What is being asked: Give only the number of lines in the listing below where the string "this" occurs.

Data shown:
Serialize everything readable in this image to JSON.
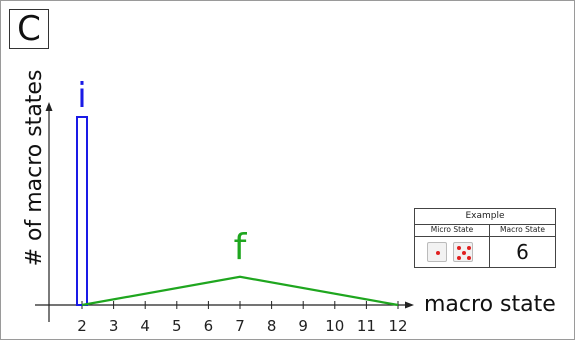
{
  "panel": {
    "letter": "C"
  },
  "chart_data": {
    "type": "line",
    "ylabel": "# of macro states",
    "xlabel": "macro state",
    "categories": [
      2,
      3,
      4,
      5,
      6,
      7,
      8,
      9,
      10,
      11,
      12
    ],
    "series": [
      {
        "name": "i",
        "kind": "bar",
        "x": [
          2
        ],
        "values": [
          1.0
        ],
        "color": "#1a1ae6"
      },
      {
        "name": "f",
        "kind": "line",
        "x": [
          2,
          7,
          12
        ],
        "values": [
          0,
          0.15,
          0
        ],
        "color": "#1fa61f"
      }
    ],
    "xlim": [
      1.0,
      12.5
    ],
    "ylim": [
      0,
      1.2
    ],
    "grid": false
  },
  "example": {
    "title": "Example",
    "micro_label": "Micro State",
    "macro_label": "Macro State",
    "dice": [
      1,
      5
    ],
    "macro_value": "6"
  }
}
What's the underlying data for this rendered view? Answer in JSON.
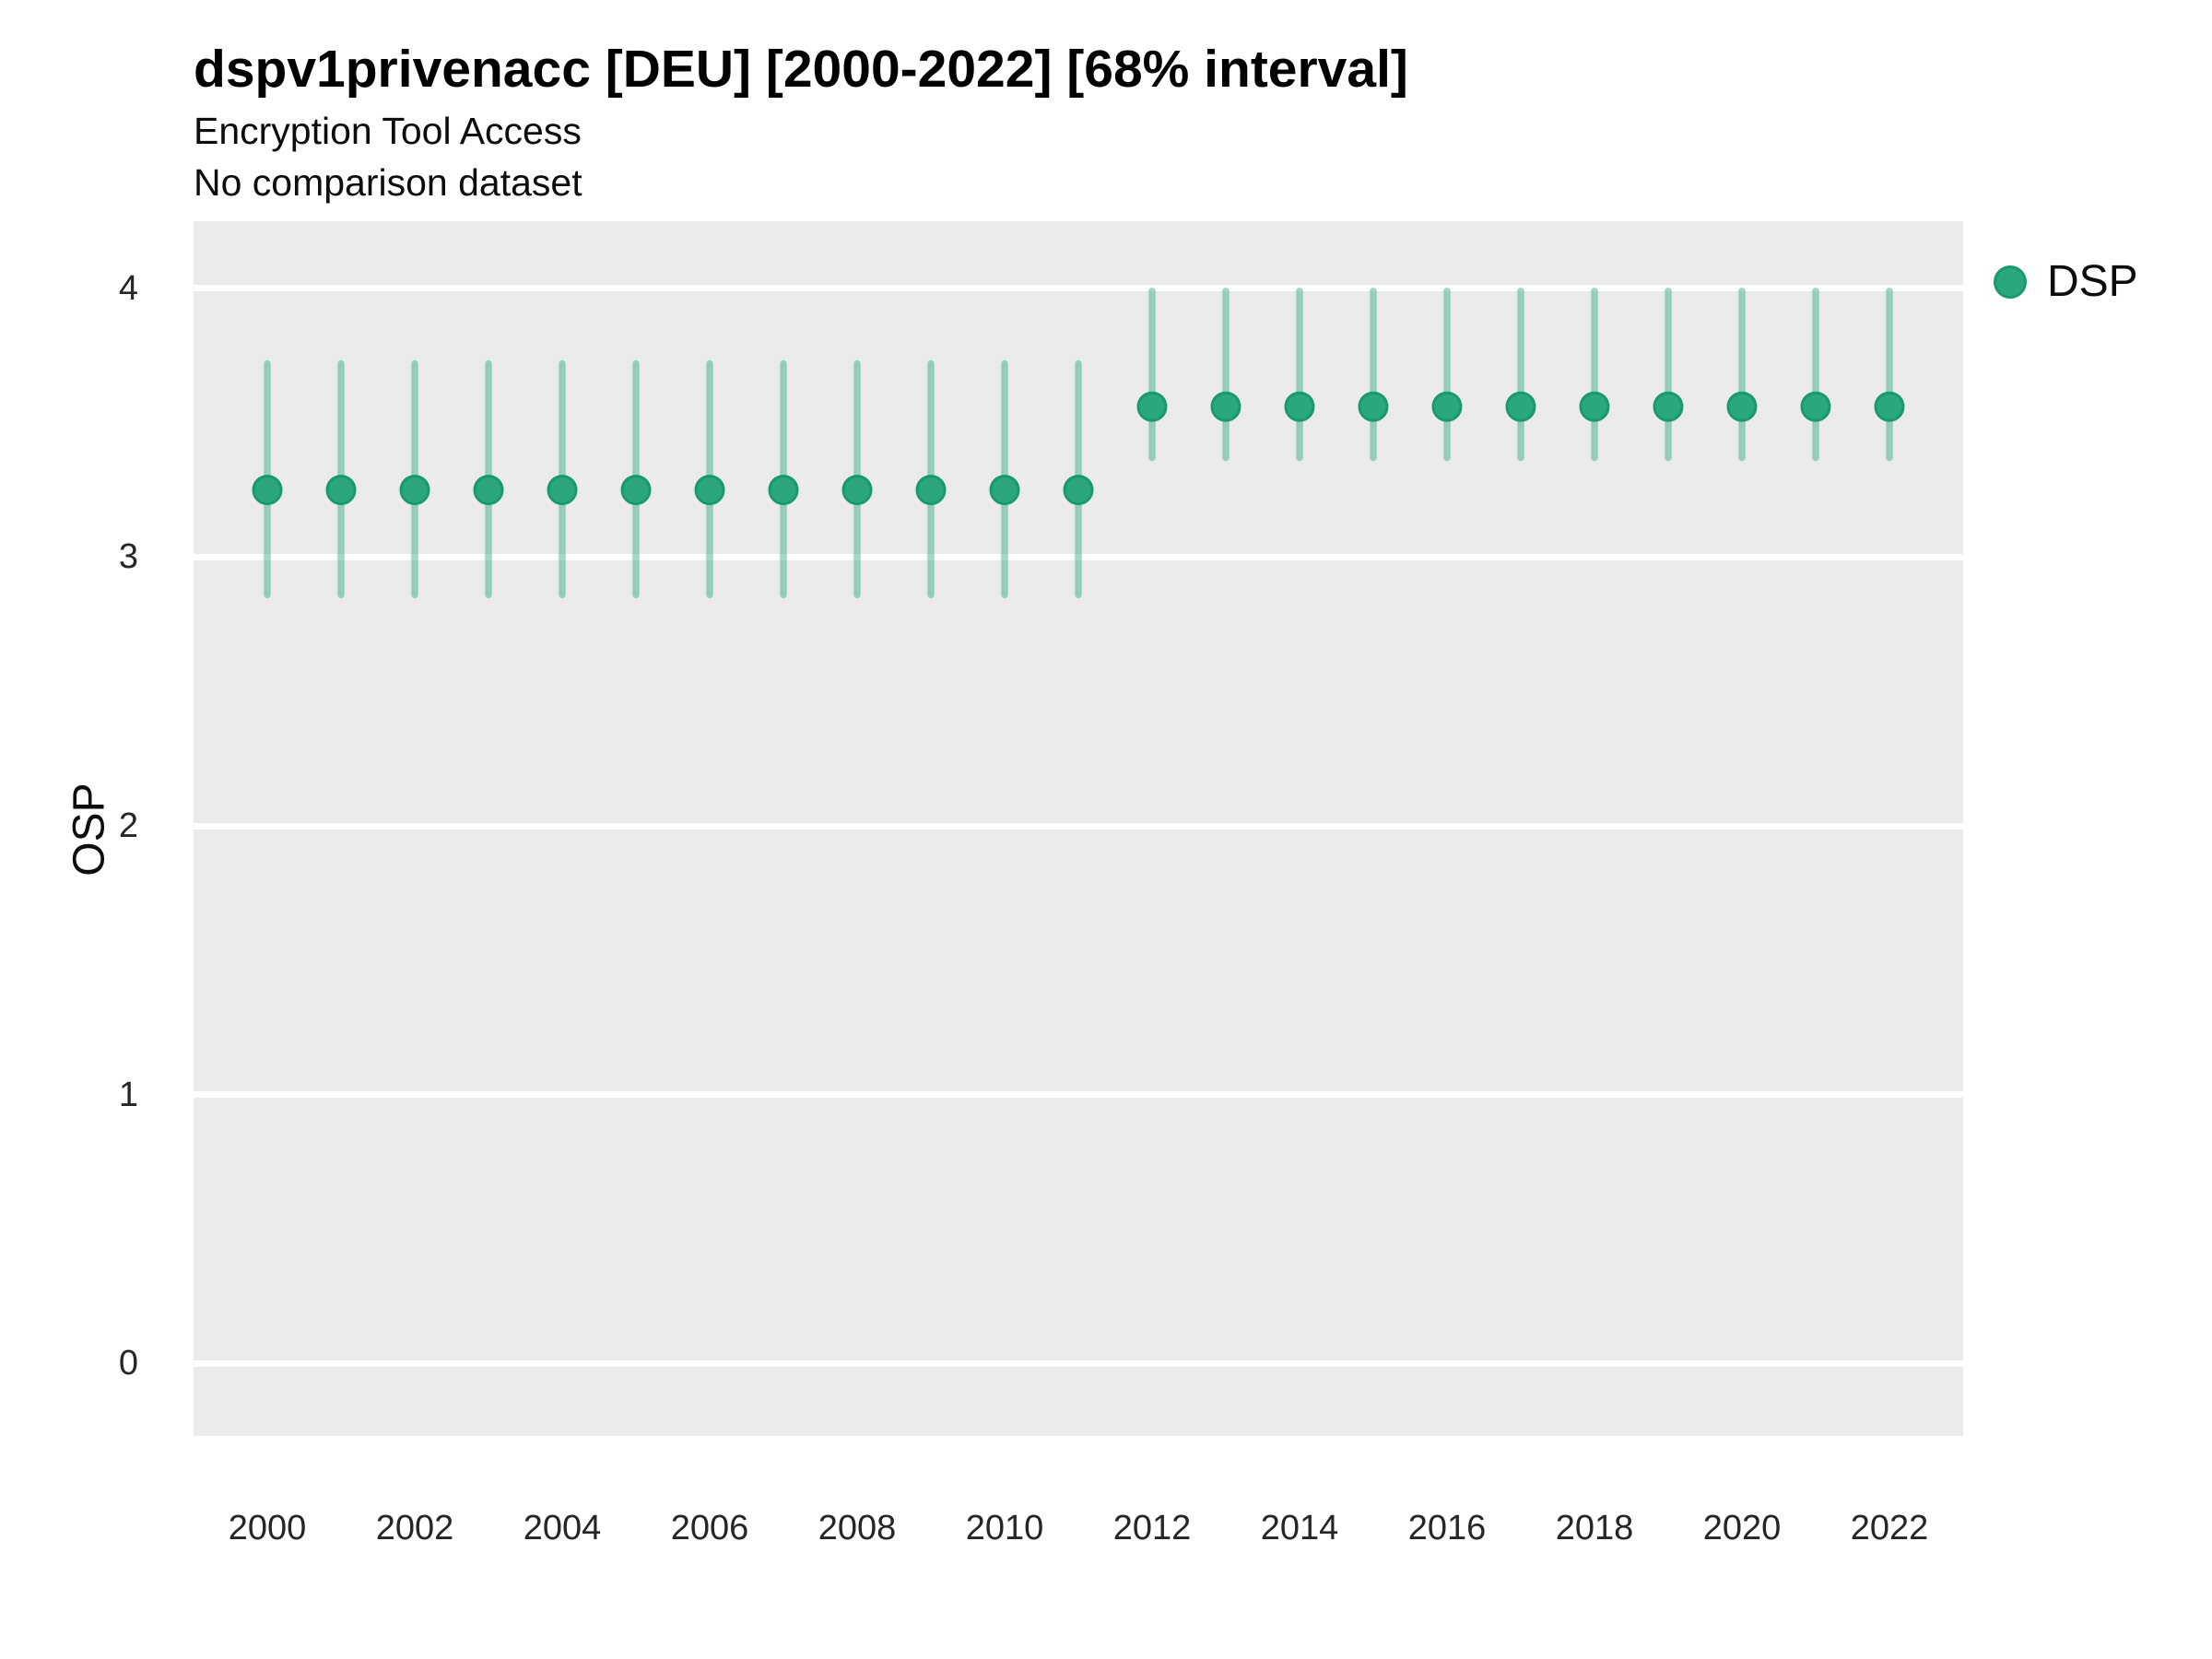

Answer: 2